* **Given problem**:
Would you transcribe the listing that follows, character for character, and omit its images?
■ ■ ■ ■
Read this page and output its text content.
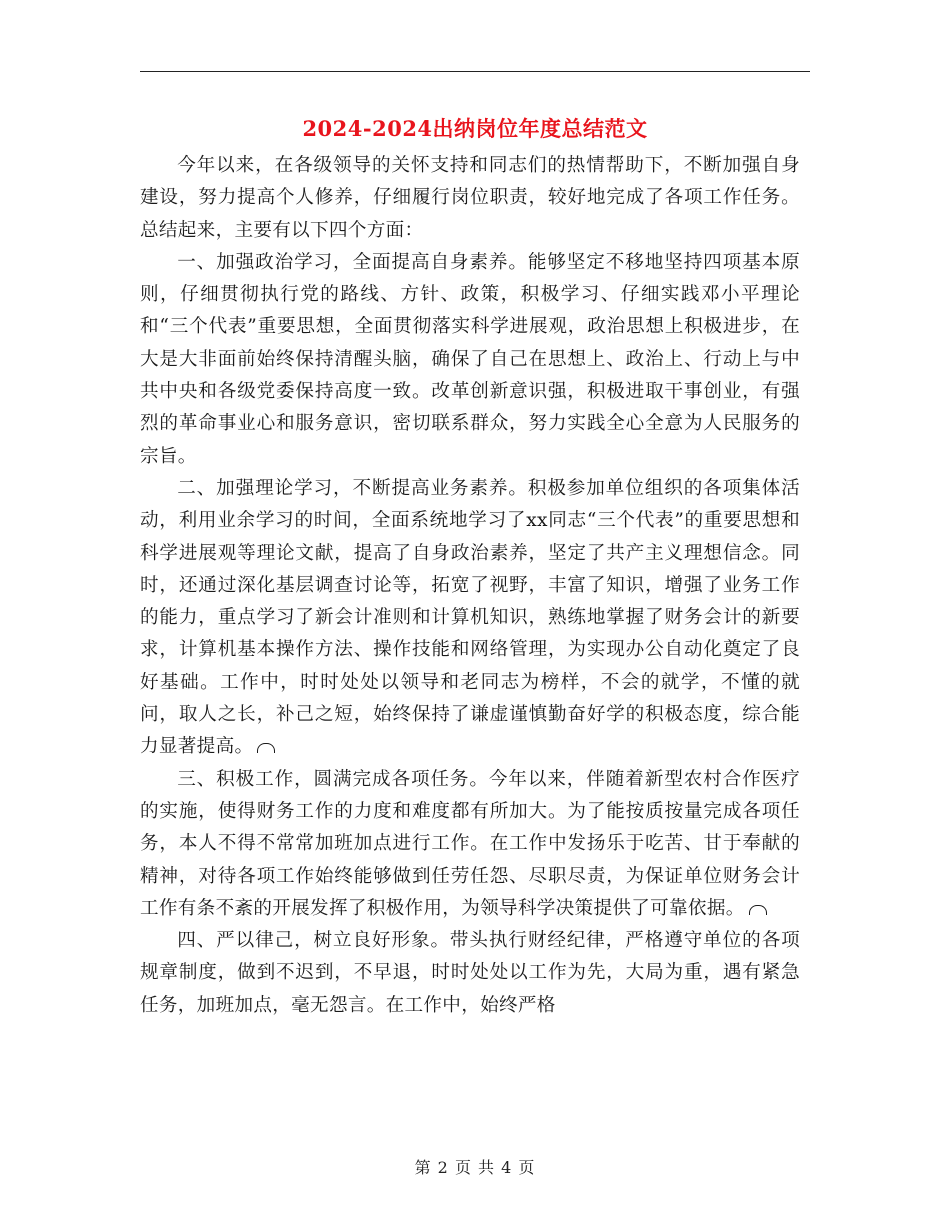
2024-2024出纳岗位年度总结范文

今年以来，在各级领导的关怀支持和同志们的热情帮助下，不断加强自身建设，努力提高个人修养，仔细履行岗位职责，较好地完成了各项工作任务。总结起来，主要有以下四个方面：

一、加强政治学习，全面提高自身素养。能够坚定不移地坚持四项基本原则，仔细贯彻执行党的路线、方针、政策，积极学习、仔细实践邓小平理论和“三个代表”重要思想，全面贯彻落实科学进展观，政治思想上积极进步，在大是大非面前始终保持清醒头脑，确保了自己在思想上、政治上、行动上与中共中央和各级党委保持高度一致。改革创新意识强，积极进取干事创业，有强烈的革命事业心和服务意识，密切联系群众，努力实践全心全意为人民服务的宗旨。

二、加强理论学习，不断提高业务素养。积极参加单位组织的各项集体活动，利用业余学习的时间，全面系统地学习了xx同志“三个代表”的重要思想和科学进展观等理论文献，提高了自身政治素养，坚定了共产主义理想信念。同时，还通过深化基层调查讨论等，拓宽了视野，丰富了知识，增强了业务工作的能力，重点学习了新会计准则和计算机知识，熟练地掌握了财务会计的新要求，计算机基本操作方法、操作技能和网络管理，为实现办公自动化奠定了良好基础。工作中，时时处处以领导和老同志为榜样，不会的就学，不懂的就问，取人之长，补己之短，始终保持了谦虚谨慎勤奋好学的积极态度，综合能力显著提高。

三、积极工作，圆满完成各项任务。今年以来，伴随着新型农村合作医疗的实施，使得财务工作的力度和难度都有所加大。为了能按质按量完成各项任务，本人不得不常常加班加点进行工作。在工作中发扬乐于吃苦、甘于奉献的精神，对待各项工作始终能够做到任劳任怨、尽职尽责，为保证单位财务会计工作有条不紊的开展发挥了积极作用，为领导科学决策提供了可靠依据。

四、严以律己，树立良好形象。带头执行财经纪律，严格遵守单位的各项规章制度，做到不迟到，不早退，时时处处以工作为先，大局为重，遇有紧急任务，加班加点，毫无怨言。在工作中，始终严格

第 2 页 共 4 页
■ ■ ■ ■
* **Output of the task**:
Read this page and output its text content.
2024-2024出纳岗位年度总结范文

今年以来，在各级领导的关怀支持和同志们的热情帮助下，不断加强自身建设，努力提高个人修养，仔细履行岗位职责，较好地完成了各项工作任务。总结起来，主要有以下四个方面：

一、加强政治学习，全面提高自身素养。能够坚定不移地坚持四项基本原则，仔细贯彻执行党的路线、方针、政策，积极学习、仔细实践邓小平理论和“三个代表”重要思想，全面贯彻落实科学进展观，政治思想上积极进步，在大是大非面前始终保持清醒头脑，确保了自己在思想上、政治上、行动上与中共中央和各级党委保持高度一致。改革创新意识强，积极进取干事创业，有强烈的革命事业心和服务意识，密切联系群众，努力实践全心全意为人民服务的宗旨。

二、加强理论学习，不断提高业务素养。积极参加单位组织的各项集体活动，利用业余学习的时间，全面系统地学习了xx同志“三个代表”的重要思想和科学进展观等理论文献，提高了自身政治素养，坚定了共产主义理想信念。同时，还通过深化基层调查讨论等，拓宽了视野，丰富了知识，增强了业务工作的能力，重点学习了新会计准则和计算机知识，熟练地掌握了财务会计的新要求，计算机基本操作方法、操作技能和网络管理，为实现办公自动化奠定了良好基础。工作中，时时处处以领导和老同志为榜样，不会的就学，不懂的就问，取人之长，补己之短，始终保持了谦虚谨慎勤奋好学的积极态度，综合能力显著提高。

三、积极工作，圆满完成各项任务。今年以来，伴随着新型农村合作医疗的实施，使得财务工作的力度和难度都有所加大。为了能按质按量完成各项任务，本人不得不常常加班加点进行工作。在工作中发扬乐于吃苦、甘于奉献的精神，对待各项工作始终能够做到任劳任怨、尽职尽责，为保证单位财务会计工作有条不紊的开展发挥了积极作用，为领导科学决策提供了可靠依据。

四、严以律己，树立良好形象。带头执行财经纪律，严格遵守单位的各项规章制度，做到不迟到，不早退，时时处处以工作为先，大局为重，遇有紧急任务，加班加点，毫无怨言。在工作中，始终严格

第 2 页 共 4 页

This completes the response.